## Records to use:
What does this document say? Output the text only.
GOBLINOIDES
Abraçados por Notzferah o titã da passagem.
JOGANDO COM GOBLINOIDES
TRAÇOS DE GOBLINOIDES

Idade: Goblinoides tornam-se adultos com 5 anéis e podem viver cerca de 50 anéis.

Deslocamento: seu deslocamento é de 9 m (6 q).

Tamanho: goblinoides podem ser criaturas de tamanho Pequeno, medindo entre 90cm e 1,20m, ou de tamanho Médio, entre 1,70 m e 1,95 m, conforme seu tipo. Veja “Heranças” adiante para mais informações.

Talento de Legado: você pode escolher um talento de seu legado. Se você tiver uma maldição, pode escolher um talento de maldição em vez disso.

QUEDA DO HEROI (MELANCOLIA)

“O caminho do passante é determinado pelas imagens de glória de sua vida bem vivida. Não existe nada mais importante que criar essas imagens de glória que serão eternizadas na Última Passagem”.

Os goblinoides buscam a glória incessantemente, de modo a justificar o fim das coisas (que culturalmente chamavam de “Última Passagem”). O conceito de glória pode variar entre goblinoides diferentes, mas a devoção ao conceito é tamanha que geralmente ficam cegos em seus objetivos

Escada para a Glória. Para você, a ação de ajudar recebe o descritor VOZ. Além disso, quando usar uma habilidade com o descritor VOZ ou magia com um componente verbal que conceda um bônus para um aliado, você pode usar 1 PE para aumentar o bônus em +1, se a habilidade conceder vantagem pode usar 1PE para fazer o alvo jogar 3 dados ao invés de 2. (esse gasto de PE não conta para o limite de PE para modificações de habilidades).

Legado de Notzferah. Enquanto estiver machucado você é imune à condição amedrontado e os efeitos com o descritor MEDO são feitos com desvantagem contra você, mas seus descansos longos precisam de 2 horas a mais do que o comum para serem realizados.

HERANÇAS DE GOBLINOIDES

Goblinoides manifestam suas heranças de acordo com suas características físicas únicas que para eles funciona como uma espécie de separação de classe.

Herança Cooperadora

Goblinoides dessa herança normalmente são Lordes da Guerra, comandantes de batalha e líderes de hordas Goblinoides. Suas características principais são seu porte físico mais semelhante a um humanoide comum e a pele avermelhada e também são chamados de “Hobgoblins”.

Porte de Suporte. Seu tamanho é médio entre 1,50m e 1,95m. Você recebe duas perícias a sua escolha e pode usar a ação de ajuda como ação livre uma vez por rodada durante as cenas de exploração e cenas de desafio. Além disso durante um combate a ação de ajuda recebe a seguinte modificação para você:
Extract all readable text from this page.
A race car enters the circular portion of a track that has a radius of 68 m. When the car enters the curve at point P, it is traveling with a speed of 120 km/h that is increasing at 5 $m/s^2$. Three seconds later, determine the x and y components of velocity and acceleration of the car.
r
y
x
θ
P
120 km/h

## What needs to be done:
In the listing above, find the lines holding the word "tamanho" and copy them.

## Output for this exercise:
Tamanho: goblinoides podem ser criaturas de tamanho Pequeno, medindo entre 90cm e 1,20m, ou de tamanho Médio, entre 1,70 m e 1,95 m, conforme seu tipo. Veja “Heranças” adiante para mais informações.
Porte de Suporte. Seu tamanho é médio entre 1,50m e 1,95m. Você recebe duas perícias a sua escolha e pode usar a ação de ajuda como ação livre uma vez por rodada durante as cenas de exploração e cenas de desafio. Além disso durante um combate a ação de ajuda recebe a seguinte modificação para você:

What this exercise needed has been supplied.